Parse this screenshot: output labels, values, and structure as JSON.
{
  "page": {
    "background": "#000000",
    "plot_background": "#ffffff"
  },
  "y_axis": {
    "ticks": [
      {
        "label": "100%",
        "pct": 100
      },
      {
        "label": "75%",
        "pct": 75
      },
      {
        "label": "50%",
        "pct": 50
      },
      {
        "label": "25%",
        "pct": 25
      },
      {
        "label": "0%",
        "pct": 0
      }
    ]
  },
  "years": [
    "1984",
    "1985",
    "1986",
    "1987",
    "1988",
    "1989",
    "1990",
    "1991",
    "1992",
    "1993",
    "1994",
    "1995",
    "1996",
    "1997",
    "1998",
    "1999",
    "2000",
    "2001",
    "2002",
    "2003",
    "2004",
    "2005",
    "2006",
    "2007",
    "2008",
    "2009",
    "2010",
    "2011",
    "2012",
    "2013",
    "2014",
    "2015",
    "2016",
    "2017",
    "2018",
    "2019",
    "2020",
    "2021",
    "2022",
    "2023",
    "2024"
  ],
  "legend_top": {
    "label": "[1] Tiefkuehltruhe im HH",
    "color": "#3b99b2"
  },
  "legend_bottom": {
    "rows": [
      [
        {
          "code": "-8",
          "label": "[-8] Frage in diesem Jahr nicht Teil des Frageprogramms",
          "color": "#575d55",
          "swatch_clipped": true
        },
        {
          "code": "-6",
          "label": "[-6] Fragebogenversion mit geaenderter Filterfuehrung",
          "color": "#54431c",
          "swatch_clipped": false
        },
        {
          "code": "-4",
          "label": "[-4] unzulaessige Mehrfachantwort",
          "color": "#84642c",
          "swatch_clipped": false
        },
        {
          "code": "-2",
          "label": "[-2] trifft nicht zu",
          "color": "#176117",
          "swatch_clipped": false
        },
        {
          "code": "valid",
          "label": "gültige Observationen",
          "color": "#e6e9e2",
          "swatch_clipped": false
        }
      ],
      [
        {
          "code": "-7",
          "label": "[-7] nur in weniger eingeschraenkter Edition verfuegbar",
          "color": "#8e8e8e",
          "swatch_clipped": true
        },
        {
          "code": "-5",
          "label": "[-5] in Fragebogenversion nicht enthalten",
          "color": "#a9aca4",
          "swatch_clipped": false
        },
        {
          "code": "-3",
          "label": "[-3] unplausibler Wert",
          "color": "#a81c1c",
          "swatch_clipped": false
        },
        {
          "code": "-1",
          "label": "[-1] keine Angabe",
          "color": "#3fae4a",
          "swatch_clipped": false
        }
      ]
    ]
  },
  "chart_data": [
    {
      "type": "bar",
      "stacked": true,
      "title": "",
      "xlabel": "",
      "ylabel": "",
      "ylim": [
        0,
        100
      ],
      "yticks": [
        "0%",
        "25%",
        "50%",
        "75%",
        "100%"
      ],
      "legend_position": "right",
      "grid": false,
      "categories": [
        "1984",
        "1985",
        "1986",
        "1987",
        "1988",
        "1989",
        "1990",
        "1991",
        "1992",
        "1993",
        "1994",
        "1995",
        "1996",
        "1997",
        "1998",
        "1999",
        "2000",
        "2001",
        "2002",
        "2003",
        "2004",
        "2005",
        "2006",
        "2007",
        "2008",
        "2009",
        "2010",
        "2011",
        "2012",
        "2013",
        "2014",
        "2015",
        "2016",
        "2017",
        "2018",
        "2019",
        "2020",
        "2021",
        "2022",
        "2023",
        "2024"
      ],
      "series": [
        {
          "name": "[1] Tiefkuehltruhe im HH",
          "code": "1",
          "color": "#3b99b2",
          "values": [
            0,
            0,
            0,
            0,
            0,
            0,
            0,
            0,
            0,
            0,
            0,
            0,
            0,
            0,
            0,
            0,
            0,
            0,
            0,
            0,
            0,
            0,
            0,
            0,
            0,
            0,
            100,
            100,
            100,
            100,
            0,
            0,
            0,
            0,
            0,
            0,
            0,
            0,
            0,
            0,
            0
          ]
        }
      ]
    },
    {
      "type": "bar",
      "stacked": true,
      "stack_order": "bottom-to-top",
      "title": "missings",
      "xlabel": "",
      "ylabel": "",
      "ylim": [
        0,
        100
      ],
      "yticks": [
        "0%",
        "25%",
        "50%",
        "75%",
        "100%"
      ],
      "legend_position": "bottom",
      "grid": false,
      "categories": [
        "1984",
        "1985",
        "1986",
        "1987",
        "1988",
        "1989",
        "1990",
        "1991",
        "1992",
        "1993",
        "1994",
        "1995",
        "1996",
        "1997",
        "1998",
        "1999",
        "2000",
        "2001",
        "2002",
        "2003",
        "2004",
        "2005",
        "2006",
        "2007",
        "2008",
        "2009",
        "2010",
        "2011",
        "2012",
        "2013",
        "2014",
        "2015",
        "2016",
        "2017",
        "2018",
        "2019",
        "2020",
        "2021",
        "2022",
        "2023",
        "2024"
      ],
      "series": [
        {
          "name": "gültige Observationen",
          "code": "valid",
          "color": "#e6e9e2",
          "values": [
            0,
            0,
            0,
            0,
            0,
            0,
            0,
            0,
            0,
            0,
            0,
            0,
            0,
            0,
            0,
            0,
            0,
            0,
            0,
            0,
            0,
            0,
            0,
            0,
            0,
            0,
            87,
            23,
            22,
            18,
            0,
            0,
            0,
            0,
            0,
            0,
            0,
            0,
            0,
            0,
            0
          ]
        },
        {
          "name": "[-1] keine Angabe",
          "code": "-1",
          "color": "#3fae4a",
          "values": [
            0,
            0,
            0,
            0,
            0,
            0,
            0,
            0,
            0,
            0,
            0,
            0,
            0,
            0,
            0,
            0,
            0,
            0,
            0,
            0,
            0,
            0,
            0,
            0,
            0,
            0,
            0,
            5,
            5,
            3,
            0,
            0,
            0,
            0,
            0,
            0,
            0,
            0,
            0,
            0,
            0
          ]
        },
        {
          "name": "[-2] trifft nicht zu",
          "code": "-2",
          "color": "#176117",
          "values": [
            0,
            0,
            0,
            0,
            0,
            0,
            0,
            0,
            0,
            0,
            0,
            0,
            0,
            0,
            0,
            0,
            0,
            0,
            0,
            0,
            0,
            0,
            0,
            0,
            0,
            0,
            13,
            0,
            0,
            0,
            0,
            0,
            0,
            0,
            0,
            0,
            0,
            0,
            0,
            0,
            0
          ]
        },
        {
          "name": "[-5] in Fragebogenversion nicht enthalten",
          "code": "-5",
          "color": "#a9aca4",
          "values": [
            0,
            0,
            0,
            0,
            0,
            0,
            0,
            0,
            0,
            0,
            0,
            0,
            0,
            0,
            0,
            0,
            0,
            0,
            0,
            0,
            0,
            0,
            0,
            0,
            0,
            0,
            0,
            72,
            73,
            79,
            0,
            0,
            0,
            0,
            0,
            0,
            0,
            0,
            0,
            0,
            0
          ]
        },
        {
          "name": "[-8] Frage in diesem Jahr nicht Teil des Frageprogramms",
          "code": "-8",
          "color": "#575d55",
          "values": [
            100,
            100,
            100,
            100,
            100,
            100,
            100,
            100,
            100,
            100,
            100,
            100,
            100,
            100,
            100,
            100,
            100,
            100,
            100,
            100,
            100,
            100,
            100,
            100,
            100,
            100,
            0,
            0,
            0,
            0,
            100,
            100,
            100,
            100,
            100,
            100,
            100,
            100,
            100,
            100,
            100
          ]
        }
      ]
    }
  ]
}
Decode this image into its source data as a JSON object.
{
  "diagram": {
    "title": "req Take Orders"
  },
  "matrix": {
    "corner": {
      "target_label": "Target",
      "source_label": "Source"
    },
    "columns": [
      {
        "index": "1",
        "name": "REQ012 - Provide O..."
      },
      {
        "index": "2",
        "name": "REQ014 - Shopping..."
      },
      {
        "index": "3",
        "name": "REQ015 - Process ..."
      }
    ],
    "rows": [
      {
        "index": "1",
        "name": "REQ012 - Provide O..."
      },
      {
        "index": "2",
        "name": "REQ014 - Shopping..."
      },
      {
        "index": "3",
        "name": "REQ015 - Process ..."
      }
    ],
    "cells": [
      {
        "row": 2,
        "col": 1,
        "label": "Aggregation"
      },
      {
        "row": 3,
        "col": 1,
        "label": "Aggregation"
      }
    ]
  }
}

--*--

The request: Word for word, quote the lines from the line containing "Decode this image" through the end of the material, both included, and nothing else.

Finished answer:
Decode this image into its source data as a JSON object.
{
  "diagram": {
    "title": "req Take Orders"
  },
  "matrix": {
    "corner": {
      "target_label": "Target",
      "source_label": "Source"
    },
    "columns": [
      {
        "index": "1",
        "name": "REQ012 - Provide O..."
      },
      {
        "index": "2",
        "name": "REQ014 - Shopping..."
      },
      {
        "index": "3",
        "name": "REQ015 - Process ..."
      }
    ],
    "rows": [
      {
        "index": "1",
        "name": "REQ012 - Provide O..."
      },
      {
        "index": "2",
        "name": "REQ014 - Shopping..."
      },
      {
        "index": "3",
        "name": "REQ015 - Process ..."
      }
    ],
    "cells": [
      {
        "row": 2,
        "col": 1,
        "label": "Aggregation"
      },
      {
        "row": 3,
        "col": 1,
        "label": "Aggregation"
      }
    ]
  }
}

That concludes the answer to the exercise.